══ PROVIDED RECORDS

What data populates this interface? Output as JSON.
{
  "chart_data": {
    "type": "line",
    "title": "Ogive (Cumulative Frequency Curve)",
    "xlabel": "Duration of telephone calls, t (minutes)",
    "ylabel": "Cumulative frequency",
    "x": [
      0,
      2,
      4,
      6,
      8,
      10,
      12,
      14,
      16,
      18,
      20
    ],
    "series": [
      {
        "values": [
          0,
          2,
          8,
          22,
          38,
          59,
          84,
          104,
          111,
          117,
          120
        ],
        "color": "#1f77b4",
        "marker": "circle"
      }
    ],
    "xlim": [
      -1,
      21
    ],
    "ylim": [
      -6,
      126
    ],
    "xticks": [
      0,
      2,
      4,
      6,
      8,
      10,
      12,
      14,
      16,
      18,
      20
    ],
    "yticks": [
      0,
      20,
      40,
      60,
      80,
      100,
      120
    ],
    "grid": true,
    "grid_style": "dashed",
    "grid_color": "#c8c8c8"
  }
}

════

EXERCISE PROMPT: Return each line of the listing that holds the string "Cumulative".

ANSWER IN FULL:
    "title": "Ogive (Cumulative Frequency Curve)",
    "ylabel": "Cumulative frequency",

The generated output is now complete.